Give a verbatim copy of the lines below, minus the pictures.
-- Begin Available records --
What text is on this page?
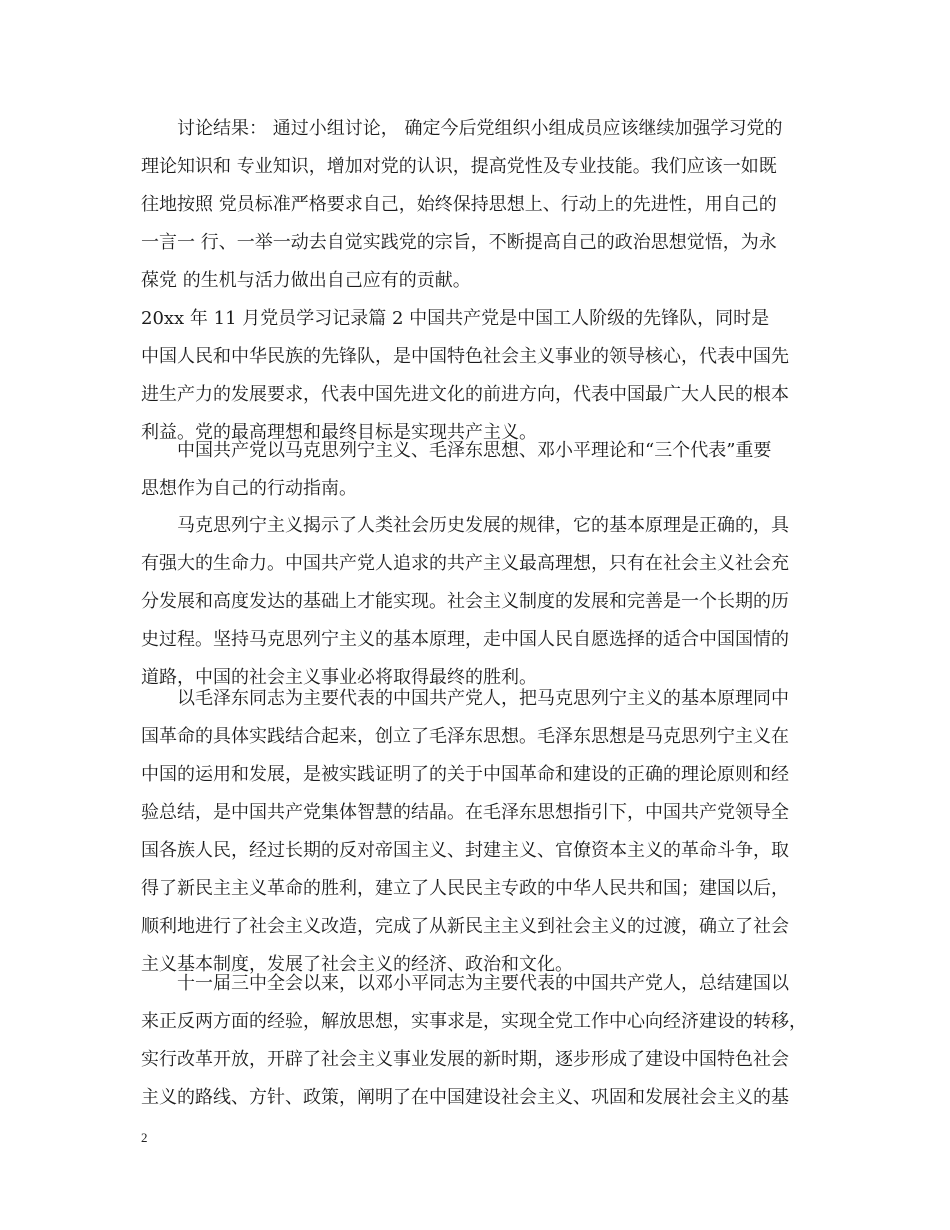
讨论结果： 通过小组讨论， 确定今后党组织小组成员应该继续加强学习党的
理论知识和 专业知识，增加对党的认识，提高党性及专业技能。我们应该一如既
往地按照 党员标准严格要求自己，始终保持思想上、行动上的先进性，用自己的
一言一 行、一举一动去自觉实践党的宗旨，不断提高自己的政治思想觉悟，为永
葆党 的生机与活力做出自己应有的贡献。
20xx 年 11 月党员学习记录篇 2 中国共产党是中国工人阶级的先锋队，同时是
中国人民和中华民族的先锋队，是中国特色社会主义事业的领导核心，代表中国先
进生产力的发展要求，代表中国先进文化的前进方向，代表中国最广大人民的根本
利益。党的最高理想和最终目标是实现共产主义。
中国共产党以马克思列宁主义、毛泽东思想、邓小平理论和“三个代表”重要
思想作为自己的行动指南。
马克思列宁主义揭示了人类社会历史发展的规律，它的基本原理是正确的，具
有强大的生命力。中国共产党人追求的共产主义最高理想，只有在社会主义社会充
分发展和高度发达的基础上才能实现。社会主义制度的发展和完善是一个长期的历
史过程。坚持马克思列宁主义的基本原理，走中国人民自愿选择的适合中国国情的
道路，中国的社会主义事业必将取得最终的胜利。
以毛泽东同志为主要代表的中国共产党人，把马克思列宁主义的基本原理同中
国革命的具体实践结合起来，创立了毛泽东思想。毛泽东思想是马克思列宁主义在
中国的运用和发展，是被实践证明了的关于中国革命和建设的正确的理论原则和经
验总结，是中国共产党集体智慧的结晶。在毛泽东思想指引下，中国共产党领导全
国各族人民，经过长期的反对帝国主义、封建主义、官僚资本主义的革命斗争，取
得了新民主主义革命的胜利，建立了人民民主专政的中华人民共和国；建国以后，
顺利地进行了社会主义改造，完成了从新民主主义到社会主义的过渡，确立了社会
主义基本制度，发展了社会主义的经济、政治和文化。
十一届三中全会以来，以邓小平同志为主要代表的中国共产党人，总结建国以
来正反两方面的经验，解放思想，实事求是，实现全党工作中心向经济建设的转移，
实行改革开放，开辟了社会主义事业发展的新时期，逐步形成了建设中国特色社会
主义的路线、方针、政策，阐明了在中国建设社会主义、巩固和发展社会主义的基
2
-- End Available records --
__Answer to the problem__.
What text is on this page?
讨论结果： 通过小组讨论， 确定今后党组织小组成员应该继续加强学习党的
理论知识和 专业知识，增加对党的认识，提高党性及专业技能。我们应该一如既
往地按照 党员标准严格要求自己，始终保持思想上、行动上的先进性，用自己的
一言一 行、一举一动去自觉实践党的宗旨，不断提高自己的政治思想觉悟，为永
葆党 的生机与活力做出自己应有的贡献。
20xx 年 11 月党员学习记录篇 2 中国共产党是中国工人阶级的先锋队，同时是
中国人民和中华民族的先锋队，是中国特色社会主义事业的领导核心，代表中国先
进生产力的发展要求，代表中国先进文化的前进方向，代表中国最广大人民的根本
利益。党的最高理想和最终目标是实现共产主义。
中国共产党以马克思列宁主义、毛泽东思想、邓小平理论和“三个代表”重要
思想作为自己的行动指南。
马克思列宁主义揭示了人类社会历史发展的规律，它的基本原理是正确的，具
有强大的生命力。中国共产党人追求的共产主义最高理想，只有在社会主义社会充
分发展和高度发达的基础上才能实现。社会主义制度的发展和完善是一个长期的历
史过程。坚持马克思列宁主义的基本原理，走中国人民自愿选择的适合中国国情的
道路，中国的社会主义事业必将取得最终的胜利。
以毛泽东同志为主要代表的中国共产党人，把马克思列宁主义的基本原理同中
国革命的具体实践结合起来，创立了毛泽东思想。毛泽东思想是马克思列宁主义在
中国的运用和发展，是被实践证明了的关于中国革命和建设的正确的理论原则和经
验总结，是中国共产党集体智慧的结晶。在毛泽东思想指引下，中国共产党领导全
国各族人民，经过长期的反对帝国主义、封建主义、官僚资本主义的革命斗争，取
得了新民主主义革命的胜利，建立了人民民主专政的中华人民共和国；建国以后，
顺利地进行了社会主义改造，完成了从新民主主义到社会主义的过渡，确立了社会
主义基本制度，发展了社会主义的经济、政治和文化。
十一届三中全会以来，以邓小平同志为主要代表的中国共产党人，总结建国以
来正反两方面的经验，解放思想，实事求是，实现全党工作中心向经济建设的转移，
实行改革开放，开辟了社会主义事业发展的新时期，逐步形成了建设中国特色社会
主义的路线、方针、政策，阐明了在中国建设社会主义、巩固和发展社会主义的基
2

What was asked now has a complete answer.